Records from a collection:
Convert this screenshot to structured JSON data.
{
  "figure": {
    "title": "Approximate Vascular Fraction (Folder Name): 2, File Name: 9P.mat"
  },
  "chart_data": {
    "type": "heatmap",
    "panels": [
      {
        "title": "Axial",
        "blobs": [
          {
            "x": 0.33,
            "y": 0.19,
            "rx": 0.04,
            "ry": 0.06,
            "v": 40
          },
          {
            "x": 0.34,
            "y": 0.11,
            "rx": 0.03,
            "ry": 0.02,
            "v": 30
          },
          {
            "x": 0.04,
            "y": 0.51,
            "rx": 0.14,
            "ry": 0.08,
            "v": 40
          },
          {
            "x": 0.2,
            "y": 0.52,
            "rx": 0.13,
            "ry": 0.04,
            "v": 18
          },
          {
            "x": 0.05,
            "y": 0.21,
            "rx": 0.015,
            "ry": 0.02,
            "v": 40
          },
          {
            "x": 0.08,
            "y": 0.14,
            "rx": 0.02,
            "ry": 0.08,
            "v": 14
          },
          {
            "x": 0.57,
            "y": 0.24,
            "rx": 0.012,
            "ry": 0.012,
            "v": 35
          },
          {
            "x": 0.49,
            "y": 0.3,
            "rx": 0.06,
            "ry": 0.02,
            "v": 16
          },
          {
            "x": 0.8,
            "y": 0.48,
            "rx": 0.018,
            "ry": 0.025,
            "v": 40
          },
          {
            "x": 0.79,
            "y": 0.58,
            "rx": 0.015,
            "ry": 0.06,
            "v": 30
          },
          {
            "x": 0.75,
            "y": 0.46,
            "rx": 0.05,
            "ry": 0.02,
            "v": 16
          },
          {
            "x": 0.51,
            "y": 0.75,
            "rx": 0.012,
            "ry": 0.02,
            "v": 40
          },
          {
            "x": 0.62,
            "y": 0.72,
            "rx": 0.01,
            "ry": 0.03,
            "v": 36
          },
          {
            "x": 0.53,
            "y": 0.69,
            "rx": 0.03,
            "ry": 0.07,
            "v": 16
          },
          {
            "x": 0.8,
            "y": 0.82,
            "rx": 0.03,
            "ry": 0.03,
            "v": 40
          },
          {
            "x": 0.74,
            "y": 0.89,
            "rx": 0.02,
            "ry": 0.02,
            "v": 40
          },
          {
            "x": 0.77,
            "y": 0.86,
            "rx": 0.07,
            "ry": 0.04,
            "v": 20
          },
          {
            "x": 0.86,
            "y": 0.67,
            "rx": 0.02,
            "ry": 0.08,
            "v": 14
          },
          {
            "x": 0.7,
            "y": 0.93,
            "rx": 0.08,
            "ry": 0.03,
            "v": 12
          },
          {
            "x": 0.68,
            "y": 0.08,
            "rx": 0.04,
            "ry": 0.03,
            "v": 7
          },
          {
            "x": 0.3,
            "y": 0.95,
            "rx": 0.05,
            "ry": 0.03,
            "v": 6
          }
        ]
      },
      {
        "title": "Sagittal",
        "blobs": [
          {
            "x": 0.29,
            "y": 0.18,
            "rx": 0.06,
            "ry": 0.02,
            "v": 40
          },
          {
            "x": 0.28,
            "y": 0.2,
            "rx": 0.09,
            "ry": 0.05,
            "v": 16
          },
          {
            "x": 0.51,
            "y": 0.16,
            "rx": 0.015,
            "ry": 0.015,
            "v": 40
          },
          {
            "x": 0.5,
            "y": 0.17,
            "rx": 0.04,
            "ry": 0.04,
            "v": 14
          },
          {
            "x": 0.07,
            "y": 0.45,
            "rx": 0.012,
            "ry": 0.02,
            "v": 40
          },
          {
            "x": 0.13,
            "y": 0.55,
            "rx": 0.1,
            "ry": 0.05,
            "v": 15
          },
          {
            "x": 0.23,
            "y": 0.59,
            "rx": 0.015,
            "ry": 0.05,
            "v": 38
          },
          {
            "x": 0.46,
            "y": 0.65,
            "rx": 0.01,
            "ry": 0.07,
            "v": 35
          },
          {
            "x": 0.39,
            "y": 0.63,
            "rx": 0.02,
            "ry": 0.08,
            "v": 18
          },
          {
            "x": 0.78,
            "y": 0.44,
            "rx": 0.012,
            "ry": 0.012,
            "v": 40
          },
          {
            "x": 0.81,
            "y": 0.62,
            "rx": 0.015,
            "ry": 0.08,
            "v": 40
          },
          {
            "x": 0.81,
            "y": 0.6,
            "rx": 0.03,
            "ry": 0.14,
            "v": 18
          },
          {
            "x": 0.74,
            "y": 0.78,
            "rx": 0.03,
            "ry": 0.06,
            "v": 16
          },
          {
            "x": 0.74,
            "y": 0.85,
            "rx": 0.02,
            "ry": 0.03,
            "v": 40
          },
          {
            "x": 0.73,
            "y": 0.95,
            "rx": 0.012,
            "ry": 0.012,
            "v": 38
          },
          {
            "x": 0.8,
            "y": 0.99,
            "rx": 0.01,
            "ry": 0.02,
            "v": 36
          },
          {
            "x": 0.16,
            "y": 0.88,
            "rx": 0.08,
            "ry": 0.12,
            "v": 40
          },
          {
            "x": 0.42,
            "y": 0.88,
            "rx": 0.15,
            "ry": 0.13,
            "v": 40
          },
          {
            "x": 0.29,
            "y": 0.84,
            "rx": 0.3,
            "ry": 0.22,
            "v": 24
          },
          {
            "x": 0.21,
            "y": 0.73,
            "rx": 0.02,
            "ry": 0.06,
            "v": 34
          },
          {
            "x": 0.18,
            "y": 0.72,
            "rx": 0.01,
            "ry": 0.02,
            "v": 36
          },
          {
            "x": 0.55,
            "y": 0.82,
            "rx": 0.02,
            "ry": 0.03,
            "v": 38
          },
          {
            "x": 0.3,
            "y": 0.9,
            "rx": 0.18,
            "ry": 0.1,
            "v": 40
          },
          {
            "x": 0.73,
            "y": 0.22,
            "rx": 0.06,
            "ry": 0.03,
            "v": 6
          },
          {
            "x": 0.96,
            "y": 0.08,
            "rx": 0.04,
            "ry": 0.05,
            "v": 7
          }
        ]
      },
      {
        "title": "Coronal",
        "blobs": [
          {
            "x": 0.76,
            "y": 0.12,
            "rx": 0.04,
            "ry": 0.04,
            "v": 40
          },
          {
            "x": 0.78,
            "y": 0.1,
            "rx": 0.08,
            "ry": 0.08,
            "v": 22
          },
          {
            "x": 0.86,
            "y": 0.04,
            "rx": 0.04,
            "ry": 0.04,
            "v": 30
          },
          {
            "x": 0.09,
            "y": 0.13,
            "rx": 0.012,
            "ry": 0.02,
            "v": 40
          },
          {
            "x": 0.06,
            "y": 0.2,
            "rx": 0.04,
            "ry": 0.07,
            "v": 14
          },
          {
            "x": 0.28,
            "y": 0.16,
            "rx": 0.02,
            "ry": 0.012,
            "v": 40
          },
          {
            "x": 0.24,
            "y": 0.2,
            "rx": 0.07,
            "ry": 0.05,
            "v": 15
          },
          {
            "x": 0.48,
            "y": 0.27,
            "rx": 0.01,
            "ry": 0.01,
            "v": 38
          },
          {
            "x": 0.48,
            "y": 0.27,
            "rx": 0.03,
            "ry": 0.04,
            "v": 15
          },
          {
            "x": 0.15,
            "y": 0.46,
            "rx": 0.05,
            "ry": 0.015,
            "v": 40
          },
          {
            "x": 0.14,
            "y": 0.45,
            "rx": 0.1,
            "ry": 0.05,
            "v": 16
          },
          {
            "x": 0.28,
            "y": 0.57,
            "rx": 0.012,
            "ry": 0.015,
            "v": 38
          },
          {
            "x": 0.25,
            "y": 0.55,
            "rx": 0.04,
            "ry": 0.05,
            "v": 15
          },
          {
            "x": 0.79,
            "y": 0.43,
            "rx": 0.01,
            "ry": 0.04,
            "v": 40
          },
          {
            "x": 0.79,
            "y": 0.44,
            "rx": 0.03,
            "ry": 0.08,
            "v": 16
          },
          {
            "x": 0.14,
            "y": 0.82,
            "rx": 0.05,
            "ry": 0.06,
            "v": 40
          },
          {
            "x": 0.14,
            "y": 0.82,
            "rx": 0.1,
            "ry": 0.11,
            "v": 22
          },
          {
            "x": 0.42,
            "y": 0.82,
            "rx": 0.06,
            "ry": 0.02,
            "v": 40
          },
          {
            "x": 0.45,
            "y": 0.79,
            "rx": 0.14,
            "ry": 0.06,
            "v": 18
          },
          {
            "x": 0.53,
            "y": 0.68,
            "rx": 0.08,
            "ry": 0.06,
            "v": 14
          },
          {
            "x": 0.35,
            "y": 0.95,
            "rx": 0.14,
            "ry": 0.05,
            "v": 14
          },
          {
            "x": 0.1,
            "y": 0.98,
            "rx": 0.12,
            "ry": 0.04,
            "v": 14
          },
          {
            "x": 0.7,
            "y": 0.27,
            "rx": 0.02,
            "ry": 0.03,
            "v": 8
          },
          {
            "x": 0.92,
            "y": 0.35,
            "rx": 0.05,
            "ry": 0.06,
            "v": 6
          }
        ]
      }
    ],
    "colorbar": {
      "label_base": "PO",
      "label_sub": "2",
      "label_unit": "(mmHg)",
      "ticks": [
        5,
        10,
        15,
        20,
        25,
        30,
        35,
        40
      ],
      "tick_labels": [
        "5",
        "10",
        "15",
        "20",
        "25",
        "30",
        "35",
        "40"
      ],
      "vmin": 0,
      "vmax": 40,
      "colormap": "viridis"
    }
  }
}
...
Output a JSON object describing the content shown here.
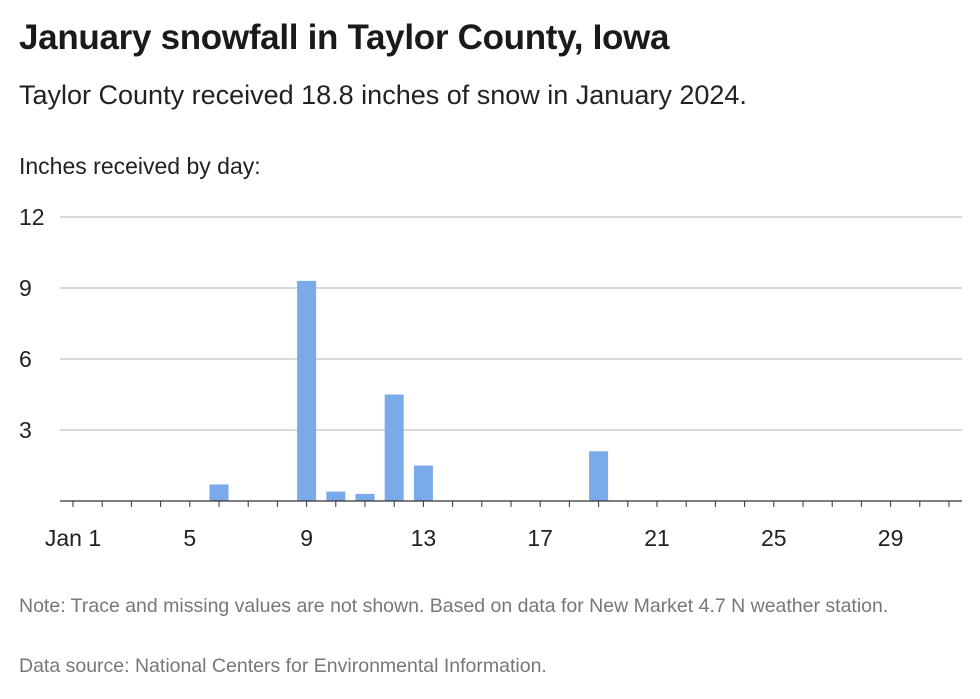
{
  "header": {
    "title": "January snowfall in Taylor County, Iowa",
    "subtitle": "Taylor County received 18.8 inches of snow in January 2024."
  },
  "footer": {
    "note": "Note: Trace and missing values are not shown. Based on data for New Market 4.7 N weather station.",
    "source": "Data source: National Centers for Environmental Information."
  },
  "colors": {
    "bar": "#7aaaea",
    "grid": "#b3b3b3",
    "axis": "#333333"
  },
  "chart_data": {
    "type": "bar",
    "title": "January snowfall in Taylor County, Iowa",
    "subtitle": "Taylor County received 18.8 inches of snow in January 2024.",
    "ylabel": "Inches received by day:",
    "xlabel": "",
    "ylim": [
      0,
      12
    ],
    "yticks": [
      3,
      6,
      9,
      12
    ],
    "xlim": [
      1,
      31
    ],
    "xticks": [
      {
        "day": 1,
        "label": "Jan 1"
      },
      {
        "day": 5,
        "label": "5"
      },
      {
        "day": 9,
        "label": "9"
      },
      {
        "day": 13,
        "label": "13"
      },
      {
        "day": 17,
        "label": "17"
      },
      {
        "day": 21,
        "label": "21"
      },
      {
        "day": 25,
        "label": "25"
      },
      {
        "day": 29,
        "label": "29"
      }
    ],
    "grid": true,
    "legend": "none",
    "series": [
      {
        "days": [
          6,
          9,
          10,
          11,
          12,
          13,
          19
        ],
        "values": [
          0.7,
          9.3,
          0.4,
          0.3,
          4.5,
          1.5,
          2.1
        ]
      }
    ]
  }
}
...
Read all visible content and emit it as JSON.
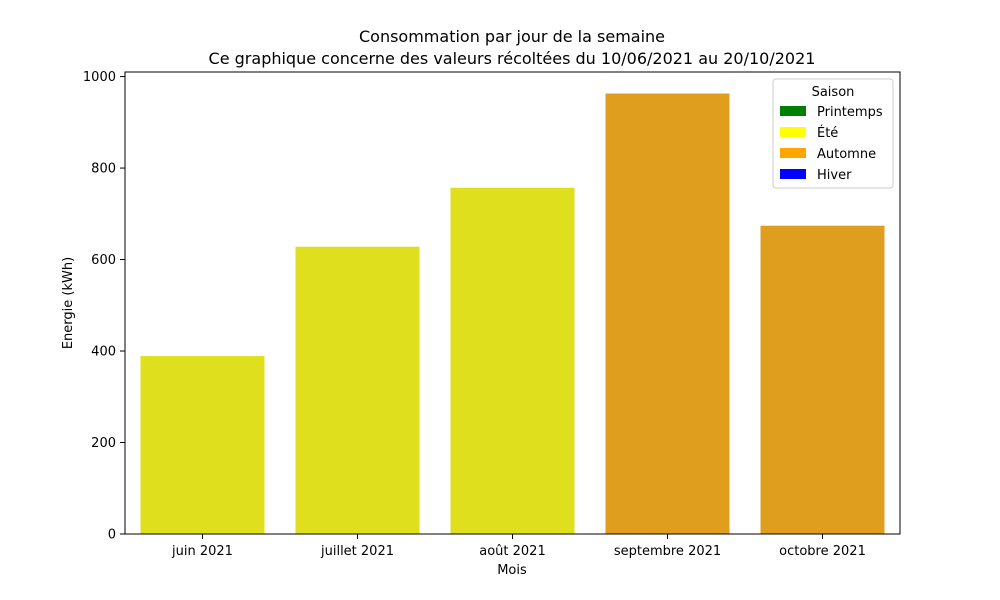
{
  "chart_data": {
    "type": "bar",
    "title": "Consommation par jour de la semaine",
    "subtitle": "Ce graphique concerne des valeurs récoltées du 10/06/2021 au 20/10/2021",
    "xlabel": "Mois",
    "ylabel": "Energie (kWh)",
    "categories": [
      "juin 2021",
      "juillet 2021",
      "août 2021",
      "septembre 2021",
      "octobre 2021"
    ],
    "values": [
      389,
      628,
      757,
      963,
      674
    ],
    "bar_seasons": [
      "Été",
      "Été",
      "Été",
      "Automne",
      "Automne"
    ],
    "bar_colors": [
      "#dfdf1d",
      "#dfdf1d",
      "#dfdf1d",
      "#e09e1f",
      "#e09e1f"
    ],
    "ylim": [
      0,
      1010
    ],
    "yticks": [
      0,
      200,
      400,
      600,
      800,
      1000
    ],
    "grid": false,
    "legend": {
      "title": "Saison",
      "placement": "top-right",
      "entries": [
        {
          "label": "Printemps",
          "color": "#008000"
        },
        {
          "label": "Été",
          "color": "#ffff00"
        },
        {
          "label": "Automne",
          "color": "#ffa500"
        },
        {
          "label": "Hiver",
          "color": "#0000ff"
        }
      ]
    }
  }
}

> _EXERCISE GOAL_
Examine the data above and state how many of its lines contain the word "received", with no further remarks.

> _SOLVED PROBLEM_
3